* **Aim of the exercise**:
Extract each line of the data and write it out again exactly.

* begin Data extract *

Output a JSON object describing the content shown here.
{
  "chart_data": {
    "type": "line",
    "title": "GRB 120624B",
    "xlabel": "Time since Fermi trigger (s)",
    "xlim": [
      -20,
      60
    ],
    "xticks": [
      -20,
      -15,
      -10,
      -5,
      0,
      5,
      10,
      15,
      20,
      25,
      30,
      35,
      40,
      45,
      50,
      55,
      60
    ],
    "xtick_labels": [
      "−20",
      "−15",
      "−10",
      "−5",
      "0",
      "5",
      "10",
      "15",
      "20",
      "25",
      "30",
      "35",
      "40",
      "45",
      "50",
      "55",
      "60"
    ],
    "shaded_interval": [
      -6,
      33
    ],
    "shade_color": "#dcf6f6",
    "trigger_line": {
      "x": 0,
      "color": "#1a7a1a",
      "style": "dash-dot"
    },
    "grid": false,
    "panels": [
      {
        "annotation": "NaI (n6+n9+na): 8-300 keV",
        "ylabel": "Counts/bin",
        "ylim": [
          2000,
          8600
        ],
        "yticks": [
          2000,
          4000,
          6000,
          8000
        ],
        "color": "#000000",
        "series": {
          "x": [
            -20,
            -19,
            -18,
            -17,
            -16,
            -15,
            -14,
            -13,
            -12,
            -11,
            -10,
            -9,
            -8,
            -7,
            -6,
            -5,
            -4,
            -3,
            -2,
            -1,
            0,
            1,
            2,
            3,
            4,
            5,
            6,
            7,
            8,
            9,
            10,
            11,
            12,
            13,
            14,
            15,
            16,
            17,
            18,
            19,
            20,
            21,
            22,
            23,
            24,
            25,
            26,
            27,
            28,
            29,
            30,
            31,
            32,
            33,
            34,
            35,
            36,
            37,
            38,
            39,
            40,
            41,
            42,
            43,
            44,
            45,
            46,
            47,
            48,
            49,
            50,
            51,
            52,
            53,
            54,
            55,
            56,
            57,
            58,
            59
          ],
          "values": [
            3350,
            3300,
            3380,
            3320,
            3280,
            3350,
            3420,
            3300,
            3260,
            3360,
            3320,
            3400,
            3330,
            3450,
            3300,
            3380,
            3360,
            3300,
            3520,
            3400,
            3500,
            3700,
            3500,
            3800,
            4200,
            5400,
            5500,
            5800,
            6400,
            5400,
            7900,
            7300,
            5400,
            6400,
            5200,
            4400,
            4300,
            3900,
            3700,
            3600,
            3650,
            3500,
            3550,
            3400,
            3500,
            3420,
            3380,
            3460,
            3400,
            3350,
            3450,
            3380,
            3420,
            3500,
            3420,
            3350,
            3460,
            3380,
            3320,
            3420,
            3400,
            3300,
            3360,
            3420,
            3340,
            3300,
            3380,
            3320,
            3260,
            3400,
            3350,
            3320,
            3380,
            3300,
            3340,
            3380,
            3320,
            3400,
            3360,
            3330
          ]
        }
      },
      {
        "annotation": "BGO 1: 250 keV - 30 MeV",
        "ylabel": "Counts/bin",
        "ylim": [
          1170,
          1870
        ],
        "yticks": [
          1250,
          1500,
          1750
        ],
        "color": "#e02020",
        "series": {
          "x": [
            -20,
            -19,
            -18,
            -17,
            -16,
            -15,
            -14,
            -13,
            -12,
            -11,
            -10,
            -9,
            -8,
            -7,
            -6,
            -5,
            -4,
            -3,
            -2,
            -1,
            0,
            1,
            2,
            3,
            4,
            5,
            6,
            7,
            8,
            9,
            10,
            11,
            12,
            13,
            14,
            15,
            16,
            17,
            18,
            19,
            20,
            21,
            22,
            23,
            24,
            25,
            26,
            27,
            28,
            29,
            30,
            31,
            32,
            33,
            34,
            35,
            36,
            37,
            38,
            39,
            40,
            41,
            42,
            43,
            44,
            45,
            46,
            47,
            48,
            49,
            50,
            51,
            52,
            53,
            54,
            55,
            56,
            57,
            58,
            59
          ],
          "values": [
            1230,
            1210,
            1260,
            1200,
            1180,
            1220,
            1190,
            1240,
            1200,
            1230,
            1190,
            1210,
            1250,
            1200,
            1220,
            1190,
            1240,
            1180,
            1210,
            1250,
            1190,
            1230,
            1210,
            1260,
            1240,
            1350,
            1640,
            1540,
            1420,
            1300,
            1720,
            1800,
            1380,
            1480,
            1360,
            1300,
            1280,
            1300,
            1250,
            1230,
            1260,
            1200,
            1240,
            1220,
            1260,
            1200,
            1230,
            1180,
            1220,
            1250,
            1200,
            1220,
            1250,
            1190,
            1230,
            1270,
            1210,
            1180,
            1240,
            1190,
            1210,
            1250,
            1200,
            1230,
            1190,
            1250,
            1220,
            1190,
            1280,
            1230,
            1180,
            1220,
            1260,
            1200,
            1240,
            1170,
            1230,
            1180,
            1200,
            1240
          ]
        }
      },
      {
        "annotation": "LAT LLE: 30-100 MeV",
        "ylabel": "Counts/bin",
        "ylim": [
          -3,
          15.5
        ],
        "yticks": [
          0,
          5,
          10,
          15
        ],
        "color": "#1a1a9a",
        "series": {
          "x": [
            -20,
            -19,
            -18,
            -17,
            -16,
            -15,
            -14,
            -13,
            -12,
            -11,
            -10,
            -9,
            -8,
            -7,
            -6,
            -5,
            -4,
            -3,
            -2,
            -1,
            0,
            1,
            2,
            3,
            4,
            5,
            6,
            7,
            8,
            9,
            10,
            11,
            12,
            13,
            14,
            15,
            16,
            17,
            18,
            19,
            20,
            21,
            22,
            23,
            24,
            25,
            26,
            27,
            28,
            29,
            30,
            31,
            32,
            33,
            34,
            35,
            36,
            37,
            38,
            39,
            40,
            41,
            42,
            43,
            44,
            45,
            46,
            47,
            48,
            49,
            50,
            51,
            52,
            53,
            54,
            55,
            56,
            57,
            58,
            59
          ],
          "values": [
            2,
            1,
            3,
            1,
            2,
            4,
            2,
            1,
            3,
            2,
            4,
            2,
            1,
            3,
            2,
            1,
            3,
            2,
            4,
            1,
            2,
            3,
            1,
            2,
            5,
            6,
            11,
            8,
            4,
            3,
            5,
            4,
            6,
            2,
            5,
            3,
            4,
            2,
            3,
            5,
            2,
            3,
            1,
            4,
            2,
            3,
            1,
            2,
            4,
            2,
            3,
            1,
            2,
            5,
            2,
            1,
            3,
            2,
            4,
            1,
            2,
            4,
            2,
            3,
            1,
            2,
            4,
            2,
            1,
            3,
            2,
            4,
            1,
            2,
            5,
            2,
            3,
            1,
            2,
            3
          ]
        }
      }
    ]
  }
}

* end Data extract *

* **Finished task**:
Output a JSON object describing the content shown here.
{
  "chart_data": {
    "type": "line",
    "title": "GRB 120624B",
    "xlabel": "Time since Fermi trigger (s)",
    "xlim": [
      -20,
      60
    ],
    "xticks": [
      -20,
      -15,
      -10,
      -5,
      0,
      5,
      10,
      15,
      20,
      25,
      30,
      35,
      40,
      45,
      50,
      55,
      60
    ],
    "xtick_labels": [
      "−20",
      "−15",
      "−10",
      "−5",
      "0",
      "5",
      "10",
      "15",
      "20",
      "25",
      "30",
      "35",
      "40",
      "45",
      "50",
      "55",
      "60"
    ],
    "shaded_interval": [
      -6,
      33
    ],
    "shade_color": "#dcf6f6",
    "trigger_line": {
      "x": 0,
      "color": "#1a7a1a",
      "style": "dash-dot"
    },
    "grid": false,
    "panels": [
      {
        "annotation": "NaI (n6+n9+na): 8-300 keV",
        "ylabel": "Counts/bin",
        "ylim": [
          2000,
          8600
        ],
        "yticks": [
          2000,
          4000,
          6000,
          8000
        ],
        "color": "#000000",
        "series": {
          "x": [
            -20,
            -19,
            -18,
            -17,
            -16,
            -15,
            -14,
            -13,
            -12,
            -11,
            -10,
            -9,
            -8,
            -7,
            -6,
            -5,
            -4,
            -3,
            -2,
            -1,
            0,
            1,
            2,
            3,
            4,
            5,
            6,
            7,
            8,
            9,
            10,
            11,
            12,
            13,
            14,
            15,
            16,
            17,
            18,
            19,
            20,
            21,
            22,
            23,
            24,
            25,
            26,
            27,
            28,
            29,
            30,
            31,
            32,
            33,
            34,
            35,
            36,
            37,
            38,
            39,
            40,
            41,
            42,
            43,
            44,
            45,
            46,
            47,
            48,
            49,
            50,
            51,
            52,
            53,
            54,
            55,
            56,
            57,
            58,
            59
          ],
          "values": [
            3350,
            3300,
            3380,
            3320,
            3280,
            3350,
            3420,
            3300,
            3260,
            3360,
            3320,
            3400,
            3330,
            3450,
            3300,
            3380,
            3360,
            3300,
            3520,
            3400,
            3500,
            3700,
            3500,
            3800,
            4200,
            5400,
            5500,
            5800,
            6400,
            5400,
            7900,
            7300,
            5400,
            6400,
            5200,
            4400,
            4300,
            3900,
            3700,
            3600,
            3650,
            3500,
            3550,
            3400,
            3500,
            3420,
            3380,
            3460,
            3400,
            3350,
            3450,
            3380,
            3420,
            3500,
            3420,
            3350,
            3460,
            3380,
            3320,
            3420,
            3400,
            3300,
            3360,
            3420,
            3340,
            3300,
            3380,
            3320,
            3260,
            3400,
            3350,
            3320,
            3380,
            3300,
            3340,
            3380,
            3320,
            3400,
            3360,
            3330
          ]
        }
      },
      {
        "annotation": "BGO 1: 250 keV - 30 MeV",
        "ylabel": "Counts/bin",
        "ylim": [
          1170,
          1870
        ],
        "yticks": [
          1250,
          1500,
          1750
        ],
        "color": "#e02020",
        "series": {
          "x": [
            -20,
            -19,
            -18,
            -17,
            -16,
            -15,
            -14,
            -13,
            -12,
            -11,
            -10,
            -9,
            -8,
            -7,
            -6,
            -5,
            -4,
            -3,
            -2,
            -1,
            0,
            1,
            2,
            3,
            4,
            5,
            6,
            7,
            8,
            9,
            10,
            11,
            12,
            13,
            14,
            15,
            16,
            17,
            18,
            19,
            20,
            21,
            22,
            23,
            24,
            25,
            26,
            27,
            28,
            29,
            30,
            31,
            32,
            33,
            34,
            35,
            36,
            37,
            38,
            39,
            40,
            41,
            42,
            43,
            44,
            45,
            46,
            47,
            48,
            49,
            50,
            51,
            52,
            53,
            54,
            55,
            56,
            57,
            58,
            59
          ],
          "values": [
            1230,
            1210,
            1260,
            1200,
            1180,
            1220,
            1190,
            1240,
            1200,
            1230,
            1190,
            1210,
            1250,
            1200,
            1220,
            1190,
            1240,
            1180,
            1210,
            1250,
            1190,
            1230,
            1210,
            1260,
            1240,
            1350,
            1640,
            1540,
            1420,
            1300,
            1720,
            1800,
            1380,
            1480,
            1360,
            1300,
            1280,
            1300,
            1250,
            1230,
            1260,
            1200,
            1240,
            1220,
            1260,
            1200,
            1230,
            1180,
            1220,
            1250,
            1200,
            1220,
            1250,
            1190,
            1230,
            1270,
            1210,
            1180,
            1240,
            1190,
            1210,
            1250,
            1200,
            1230,
            1190,
            1250,
            1220,
            1190,
            1280,
            1230,
            1180,
            1220,
            1260,
            1200,
            1240,
            1170,
            1230,
            1180,
            1200,
            1240
          ]
        }
      },
      {
        "annotation": "LAT LLE: 30-100 MeV",
        "ylabel": "Counts/bin",
        "ylim": [
          -3,
          15.5
        ],
        "yticks": [
          0,
          5,
          10,
          15
        ],
        "color": "#1a1a9a",
        "series": {
          "x": [
            -20,
            -19,
            -18,
            -17,
            -16,
            -15,
            -14,
            -13,
            -12,
            -11,
            -10,
            -9,
            -8,
            -7,
            -6,
            -5,
            -4,
            -3,
            -2,
            -1,
            0,
            1,
            2,
            3,
            4,
            5,
            6,
            7,
            8,
            9,
            10,
            11,
            12,
            13,
            14,
            15,
            16,
            17,
            18,
            19,
            20,
            21,
            22,
            23,
            24,
            25,
            26,
            27,
            28,
            29,
            30,
            31,
            32,
            33,
            34,
            35,
            36,
            37,
            38,
            39,
            40,
            41,
            42,
            43,
            44,
            45,
            46,
            47,
            48,
            49,
            50,
            51,
            52,
            53,
            54,
            55,
            56,
            57,
            58,
            59
          ],
          "values": [
            2,
            1,
            3,
            1,
            2,
            4,
            2,
            1,
            3,
            2,
            4,
            2,
            1,
            3,
            2,
            1,
            3,
            2,
            4,
            1,
            2,
            3,
            1,
            2,
            5,
            6,
            11,
            8,
            4,
            3,
            5,
            4,
            6,
            2,
            5,
            3,
            4,
            2,
            3,
            5,
            2,
            3,
            1,
            4,
            2,
            3,
            1,
            2,
            4,
            2,
            3,
            1,
            2,
            5,
            2,
            1,
            3,
            2,
            4,
            1,
            2,
            4,
            2,
            3,
            1,
            2,
            4,
            2,
            1,
            3,
            2,
            4,
            1,
            2,
            5,
            2,
            3,
            1,
            2,
            3
          ]
        }
      }
    ]
  }
}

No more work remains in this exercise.